The Provisions of Westminster (Provisiones Westmonasterii) of 1259 were part of a series of legislative constitutional reforms that arose out of power struggles between Henry III of England and his barons. The King's failed campaigns in France in 1230 and 1242, and his choice of friends and advisers, together with the cost of his failed scheme to make one of his younger sons King of Sicily and help the Pope against the Holy Roman Emperor, led to further disputes with the barons and united opposition in Church and State. Henry's position was not helped by the fact that his lifestyle was extravagant and his tax demands were widely resented. The King's accounts show a list of many charitable donations and payments for building works, including the rebuilding of Westminster Abbey, which began in 1245.

The Provisions themselves were an enlarged scheme of governmental reform drawn up by the committee of 24 barons who had been originally appointed under the Provisions of Oxford, which the Provisions of Westminster superseded. The new document largely reinforced many of the provisions of the earlier Provisions of Oxford, but also provided for additional inheritance and taxation reforms, including the first statutory provisions relating to Mortmain.

> Source information
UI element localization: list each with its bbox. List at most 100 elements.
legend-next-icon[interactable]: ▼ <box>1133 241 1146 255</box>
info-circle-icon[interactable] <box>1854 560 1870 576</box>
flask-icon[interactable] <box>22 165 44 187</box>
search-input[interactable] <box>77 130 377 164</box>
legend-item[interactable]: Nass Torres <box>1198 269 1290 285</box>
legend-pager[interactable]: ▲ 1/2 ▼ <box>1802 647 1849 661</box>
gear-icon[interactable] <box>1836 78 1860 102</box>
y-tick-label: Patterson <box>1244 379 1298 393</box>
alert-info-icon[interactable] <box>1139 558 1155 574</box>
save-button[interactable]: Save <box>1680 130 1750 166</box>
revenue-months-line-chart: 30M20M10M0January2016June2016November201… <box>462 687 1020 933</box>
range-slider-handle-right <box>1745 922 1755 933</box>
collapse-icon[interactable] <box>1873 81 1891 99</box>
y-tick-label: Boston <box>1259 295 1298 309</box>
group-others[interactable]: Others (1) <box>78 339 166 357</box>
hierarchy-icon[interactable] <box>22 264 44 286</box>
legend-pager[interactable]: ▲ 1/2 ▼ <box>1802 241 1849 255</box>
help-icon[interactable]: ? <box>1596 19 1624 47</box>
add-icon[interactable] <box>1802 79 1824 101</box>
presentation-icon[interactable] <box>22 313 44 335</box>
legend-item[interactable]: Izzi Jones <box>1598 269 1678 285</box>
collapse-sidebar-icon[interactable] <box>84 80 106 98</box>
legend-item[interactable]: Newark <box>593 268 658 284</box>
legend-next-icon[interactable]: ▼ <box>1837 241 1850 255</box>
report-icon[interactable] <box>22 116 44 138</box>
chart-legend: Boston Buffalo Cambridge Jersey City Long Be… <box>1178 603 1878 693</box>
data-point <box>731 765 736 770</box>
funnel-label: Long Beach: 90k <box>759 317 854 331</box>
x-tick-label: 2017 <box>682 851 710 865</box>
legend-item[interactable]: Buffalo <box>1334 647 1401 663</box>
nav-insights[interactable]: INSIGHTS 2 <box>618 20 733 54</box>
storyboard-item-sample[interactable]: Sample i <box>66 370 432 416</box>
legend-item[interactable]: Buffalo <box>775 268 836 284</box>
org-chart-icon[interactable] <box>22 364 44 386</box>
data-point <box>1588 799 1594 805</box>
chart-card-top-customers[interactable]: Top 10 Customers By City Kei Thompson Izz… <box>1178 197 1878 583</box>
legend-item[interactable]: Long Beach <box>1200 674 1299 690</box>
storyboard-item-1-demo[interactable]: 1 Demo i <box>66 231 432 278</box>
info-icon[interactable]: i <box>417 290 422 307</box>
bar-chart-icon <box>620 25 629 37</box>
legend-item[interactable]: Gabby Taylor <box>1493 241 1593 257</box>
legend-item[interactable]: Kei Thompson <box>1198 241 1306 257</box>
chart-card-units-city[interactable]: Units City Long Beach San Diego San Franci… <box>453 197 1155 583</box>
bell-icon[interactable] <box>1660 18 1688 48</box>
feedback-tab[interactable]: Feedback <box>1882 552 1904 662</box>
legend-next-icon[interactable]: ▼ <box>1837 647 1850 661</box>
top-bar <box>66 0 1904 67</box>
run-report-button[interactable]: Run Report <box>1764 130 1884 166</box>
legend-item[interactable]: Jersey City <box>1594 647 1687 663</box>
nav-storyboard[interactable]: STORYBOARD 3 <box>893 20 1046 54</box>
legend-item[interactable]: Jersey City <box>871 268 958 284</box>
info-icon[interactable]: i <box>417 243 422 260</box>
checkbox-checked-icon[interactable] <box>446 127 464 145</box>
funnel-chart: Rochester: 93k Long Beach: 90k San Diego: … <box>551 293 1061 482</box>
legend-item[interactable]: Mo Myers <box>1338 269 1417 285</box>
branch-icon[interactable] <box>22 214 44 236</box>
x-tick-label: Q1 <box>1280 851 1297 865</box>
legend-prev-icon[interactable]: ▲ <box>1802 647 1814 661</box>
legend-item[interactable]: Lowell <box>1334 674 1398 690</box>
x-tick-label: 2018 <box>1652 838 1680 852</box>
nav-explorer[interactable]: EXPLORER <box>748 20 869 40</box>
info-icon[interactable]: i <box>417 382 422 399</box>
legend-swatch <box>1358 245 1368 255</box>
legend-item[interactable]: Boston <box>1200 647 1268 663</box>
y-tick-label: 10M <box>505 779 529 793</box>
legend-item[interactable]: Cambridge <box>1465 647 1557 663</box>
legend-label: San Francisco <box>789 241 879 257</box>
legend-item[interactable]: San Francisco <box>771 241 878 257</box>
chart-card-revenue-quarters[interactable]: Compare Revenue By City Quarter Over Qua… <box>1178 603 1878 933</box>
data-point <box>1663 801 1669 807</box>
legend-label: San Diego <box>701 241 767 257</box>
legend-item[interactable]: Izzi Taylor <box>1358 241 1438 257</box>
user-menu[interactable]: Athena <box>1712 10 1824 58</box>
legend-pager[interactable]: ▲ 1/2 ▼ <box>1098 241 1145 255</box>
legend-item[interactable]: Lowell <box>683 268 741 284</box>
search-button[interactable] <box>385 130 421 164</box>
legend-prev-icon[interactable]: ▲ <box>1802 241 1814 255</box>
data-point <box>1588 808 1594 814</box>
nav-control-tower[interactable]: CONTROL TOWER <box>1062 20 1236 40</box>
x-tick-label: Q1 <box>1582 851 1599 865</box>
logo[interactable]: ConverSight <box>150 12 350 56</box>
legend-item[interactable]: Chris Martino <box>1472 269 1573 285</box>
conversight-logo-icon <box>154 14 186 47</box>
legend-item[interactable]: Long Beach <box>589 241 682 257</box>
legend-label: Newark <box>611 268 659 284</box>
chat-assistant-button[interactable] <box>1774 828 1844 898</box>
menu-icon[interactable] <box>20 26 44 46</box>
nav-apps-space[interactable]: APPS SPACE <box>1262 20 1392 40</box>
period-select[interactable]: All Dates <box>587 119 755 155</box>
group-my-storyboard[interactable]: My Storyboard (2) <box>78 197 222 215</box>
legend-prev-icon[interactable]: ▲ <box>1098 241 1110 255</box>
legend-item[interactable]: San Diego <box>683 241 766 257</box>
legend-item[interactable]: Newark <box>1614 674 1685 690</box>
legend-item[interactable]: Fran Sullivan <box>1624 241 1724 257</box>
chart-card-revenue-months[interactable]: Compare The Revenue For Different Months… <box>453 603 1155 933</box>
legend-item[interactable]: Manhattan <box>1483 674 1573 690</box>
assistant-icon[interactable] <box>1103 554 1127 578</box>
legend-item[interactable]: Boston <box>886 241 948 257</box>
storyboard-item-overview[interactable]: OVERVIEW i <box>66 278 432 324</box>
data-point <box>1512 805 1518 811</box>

> Problem A
According to the Provisions of Westminster text, which earlier document did the Provisions of Westminster supersede?
> Problem B
Please set down, word for word, the stretch of the Provisions of Westminster text from "The Provisions themselves" through "relating to Mortmain.".

> Task result A
The Provisions of Oxford.

> Task result B
The Provisions themselves were an enlarged scheme of governmental reform drawn up by the committee of 24 barons who had been originally appointed under the Provisions of Oxford, which the Provisions of Westminster superseded. The new document largely reinforced many of the provisions of the earlier Provisions of Oxford, but also provided for additional inheritance and taxation reforms, including the first statutory provisions relating to Mortmain.